** Set problem **
Present the following entries again, word for word and in full.

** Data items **

——

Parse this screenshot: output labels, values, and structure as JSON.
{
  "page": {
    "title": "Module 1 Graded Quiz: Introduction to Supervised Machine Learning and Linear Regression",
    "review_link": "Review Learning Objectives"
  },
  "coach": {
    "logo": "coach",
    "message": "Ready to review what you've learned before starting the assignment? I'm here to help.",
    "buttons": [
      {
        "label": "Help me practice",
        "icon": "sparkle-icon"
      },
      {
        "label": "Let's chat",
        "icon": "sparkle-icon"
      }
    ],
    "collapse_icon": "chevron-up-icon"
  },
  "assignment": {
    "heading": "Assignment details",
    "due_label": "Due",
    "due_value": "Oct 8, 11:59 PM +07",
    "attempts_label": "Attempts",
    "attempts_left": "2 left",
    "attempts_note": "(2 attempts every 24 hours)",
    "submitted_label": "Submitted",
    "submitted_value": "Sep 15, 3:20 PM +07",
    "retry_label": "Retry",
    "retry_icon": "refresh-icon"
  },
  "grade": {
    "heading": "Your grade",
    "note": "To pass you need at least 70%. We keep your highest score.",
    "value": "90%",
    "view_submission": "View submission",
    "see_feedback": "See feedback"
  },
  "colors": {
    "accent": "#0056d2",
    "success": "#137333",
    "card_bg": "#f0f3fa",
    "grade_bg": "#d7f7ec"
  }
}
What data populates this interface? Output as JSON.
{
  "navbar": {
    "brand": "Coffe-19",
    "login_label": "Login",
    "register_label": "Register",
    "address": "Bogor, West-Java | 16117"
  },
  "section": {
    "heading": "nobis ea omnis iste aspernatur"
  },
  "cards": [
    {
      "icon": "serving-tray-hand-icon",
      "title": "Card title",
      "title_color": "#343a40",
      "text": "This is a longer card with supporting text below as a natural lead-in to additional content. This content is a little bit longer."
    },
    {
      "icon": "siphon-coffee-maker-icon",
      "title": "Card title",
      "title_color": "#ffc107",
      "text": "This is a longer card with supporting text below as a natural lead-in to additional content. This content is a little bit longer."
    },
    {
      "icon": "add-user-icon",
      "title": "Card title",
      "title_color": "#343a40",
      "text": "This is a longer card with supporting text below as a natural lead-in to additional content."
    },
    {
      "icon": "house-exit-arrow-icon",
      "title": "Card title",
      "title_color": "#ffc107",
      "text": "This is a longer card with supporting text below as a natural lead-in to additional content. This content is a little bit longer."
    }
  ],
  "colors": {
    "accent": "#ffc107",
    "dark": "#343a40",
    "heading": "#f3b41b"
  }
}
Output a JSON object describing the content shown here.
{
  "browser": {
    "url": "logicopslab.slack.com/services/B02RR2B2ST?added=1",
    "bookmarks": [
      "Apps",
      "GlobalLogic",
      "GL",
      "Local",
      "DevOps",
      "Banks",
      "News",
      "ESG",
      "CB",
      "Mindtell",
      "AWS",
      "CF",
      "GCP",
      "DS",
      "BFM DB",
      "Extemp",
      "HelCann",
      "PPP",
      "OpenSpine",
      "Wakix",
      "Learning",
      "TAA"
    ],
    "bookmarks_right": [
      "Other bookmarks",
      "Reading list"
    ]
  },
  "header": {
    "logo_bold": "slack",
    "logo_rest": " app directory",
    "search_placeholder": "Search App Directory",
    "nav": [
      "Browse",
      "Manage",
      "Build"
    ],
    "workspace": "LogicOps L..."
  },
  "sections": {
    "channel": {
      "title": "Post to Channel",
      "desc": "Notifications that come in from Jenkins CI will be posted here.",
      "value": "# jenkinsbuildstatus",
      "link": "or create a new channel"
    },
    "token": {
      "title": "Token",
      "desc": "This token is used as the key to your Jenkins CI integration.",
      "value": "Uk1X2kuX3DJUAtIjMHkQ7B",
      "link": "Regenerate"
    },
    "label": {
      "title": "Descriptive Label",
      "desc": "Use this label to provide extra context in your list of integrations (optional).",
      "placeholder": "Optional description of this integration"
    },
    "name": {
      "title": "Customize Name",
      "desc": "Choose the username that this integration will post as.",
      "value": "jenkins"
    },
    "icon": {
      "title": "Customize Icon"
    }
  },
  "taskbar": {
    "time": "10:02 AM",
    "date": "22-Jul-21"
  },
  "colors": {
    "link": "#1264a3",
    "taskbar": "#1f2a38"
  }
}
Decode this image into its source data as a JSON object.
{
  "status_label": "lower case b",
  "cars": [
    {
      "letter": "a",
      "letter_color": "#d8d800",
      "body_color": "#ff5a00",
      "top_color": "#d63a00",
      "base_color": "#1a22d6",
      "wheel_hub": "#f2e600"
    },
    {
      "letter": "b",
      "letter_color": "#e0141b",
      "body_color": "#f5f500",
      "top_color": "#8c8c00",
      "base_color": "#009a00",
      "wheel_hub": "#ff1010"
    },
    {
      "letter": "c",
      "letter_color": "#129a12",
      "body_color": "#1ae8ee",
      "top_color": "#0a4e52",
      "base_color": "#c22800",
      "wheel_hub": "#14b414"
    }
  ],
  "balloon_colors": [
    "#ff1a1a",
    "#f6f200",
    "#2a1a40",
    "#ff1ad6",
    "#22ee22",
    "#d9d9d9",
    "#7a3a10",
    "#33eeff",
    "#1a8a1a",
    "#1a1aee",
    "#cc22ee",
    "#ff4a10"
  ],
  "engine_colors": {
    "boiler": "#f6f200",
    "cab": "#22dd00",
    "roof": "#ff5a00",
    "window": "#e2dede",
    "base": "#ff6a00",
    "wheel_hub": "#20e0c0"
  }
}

——

** Answer below **
Parse this screenshot: output labels, values, and structure as JSON.
{
  "page": {
    "title": "Module 1 Graded Quiz: Introduction to Supervised Machine Learning and Linear Regression",
    "review_link": "Review Learning Objectives"
  },
  "coach": {
    "logo": "coach",
    "message": "Ready to review what you've learned before starting the assignment? I'm here to help.",
    "buttons": [
      {
        "label": "Help me practice",
        "icon": "sparkle-icon"
      },
      {
        "label": "Let's chat",
        "icon": "sparkle-icon"
      }
    ],
    "collapse_icon": "chevron-up-icon"
  },
  "assignment": {
    "heading": "Assignment details",
    "due_label": "Due",
    "due_value": "Oct 8, 11:59 PM +07",
    "attempts_label": "Attempts",
    "attempts_left": "2 left",
    "attempts_note": "(2 attempts every 24 hours)",
    "submitted_label": "Submitted",
    "submitted_value": "Sep 15, 3:20 PM +07",
    "retry_label": "Retry",
    "retry_icon": "refresh-icon"
  },
  "grade": {
    "heading": "Your grade",
    "note": "To pass you need at least 70%. We keep your highest score.",
    "value": "90%",
    "view_submission": "View submission",
    "see_feedback": "See feedback"
  },
  "colors": {
    "accent": "#0056d2",
    "success": "#137333",
    "card_bg": "#f0f3fa",
    "grade_bg": "#d7f7ec"
  }
}
What data populates this interface? Output as JSON.
{
  "navbar": {
    "brand": "Coffe-19",
    "login_label": "Login",
    "register_label": "Register",
    "address": "Bogor, West-Java | 16117"
  },
  "section": {
    "heading": "nobis ea omnis iste aspernatur"
  },
  "cards": [
    {
      "icon": "serving-tray-hand-icon",
      "title": "Card title",
      "title_color": "#343a40",
      "text": "This is a longer card with supporting text below as a natural lead-in to additional content. This content is a little bit longer."
    },
    {
      "icon": "siphon-coffee-maker-icon",
      "title": "Card title",
      "title_color": "#ffc107",
      "text": "This is a longer card with supporting text below as a natural lead-in to additional content. This content is a little bit longer."
    },
    {
      "icon": "add-user-icon",
      "title": "Card title",
      "title_color": "#343a40",
      "text": "This is a longer card with supporting text below as a natural lead-in to additional content."
    },
    {
      "icon": "house-exit-arrow-icon",
      "title": "Card title",
      "title_color": "#ffc107",
      "text": "This is a longer card with supporting text below as a natural lead-in to additional content. This content is a little bit longer."
    }
  ],
  "colors": {
    "accent": "#ffc107",
    "dark": "#343a40",
    "heading": "#f3b41b"
  }
}
Output a JSON object describing the content shown here.
{
  "browser": {
    "url": "logicopslab.slack.com/services/B02RR2B2ST?added=1",
    "bookmarks": [
      "Apps",
      "GlobalLogic",
      "GL",
      "Local",
      "DevOps",
      "Banks",
      "News",
      "ESG",
      "CB",
      "Mindtell",
      "AWS",
      "CF",
      "GCP",
      "DS",
      "BFM DB",
      "Extemp",
      "HelCann",
      "PPP",
      "OpenSpine",
      "Wakix",
      "Learning",
      "TAA"
    ],
    "bookmarks_right": [
      "Other bookmarks",
      "Reading list"
    ]
  },
  "header": {
    "logo_bold": "slack",
    "logo_rest": " app directory",
    "search_placeholder": "Search App Directory",
    "nav": [
      "Browse",
      "Manage",
      "Build"
    ],
    "workspace": "LogicOps L..."
  },
  "sections": {
    "channel": {
      "title": "Post to Channel",
      "desc": "Notifications that come in from Jenkins CI will be posted here.",
      "value": "# jenkinsbuildstatus",
      "link": "or create a new channel"
    },
    "token": {
      "title": "Token",
      "desc": "This token is used as the key to your Jenkins CI integration.",
      "value": "Uk1X2kuX3DJUAtIjMHkQ7B",
      "link": "Regenerate"
    },
    "label": {
      "title": "Descriptive Label",
      "desc": "Use this label to provide extra context in your list of integrations (optional).",
      "placeholder": "Optional description of this integration"
    },
    "name": {
      "title": "Customize Name",
      "desc": "Choose the username that this integration will post as.",
      "value": "jenkins"
    },
    "icon": {
      "title": "Customize Icon"
    }
  },
  "taskbar": {
    "time": "10:02 AM",
    "date": "22-Jul-21"
  },
  "colors": {
    "link": "#1264a3",
    "taskbar": "#1f2a38"
  }
}
Decode this image into its source data as a JSON object.
{
  "status_label": "lower case b",
  "cars": [
    {
      "letter": "a",
      "letter_color": "#d8d800",
      "body_color": "#ff5a00",
      "top_color": "#d63a00",
      "base_color": "#1a22d6",
      "wheel_hub": "#f2e600"
    },
    {
      "letter": "b",
      "letter_color": "#e0141b",
      "body_color": "#f5f500",
      "top_color": "#8c8c00",
      "base_color": "#009a00",
      "wheel_hub": "#ff1010"
    },
    {
      "letter": "c",
      "letter_color": "#129a12",
      "body_color": "#1ae8ee",
      "top_color": "#0a4e52",
      "base_color": "#c22800",
      "wheel_hub": "#14b414"
    }
  ],
  "balloon_colors": [
    "#ff1a1a",
    "#f6f200",
    "#2a1a40",
    "#ff1ad6",
    "#22ee22",
    "#d9d9d9",
    "#7a3a10",
    "#33eeff",
    "#1a8a1a",
    "#1a1aee",
    "#cc22ee",
    "#ff4a10"
  ],
  "engine_colors": {
    "boiler": "#f6f200",
    "cab": "#22dd00",
    "roof": "#ff5a00",
    "window": "#e2dede",
    "base": "#ff6a00",
    "wheel_hub": "#20e0c0"
  }
}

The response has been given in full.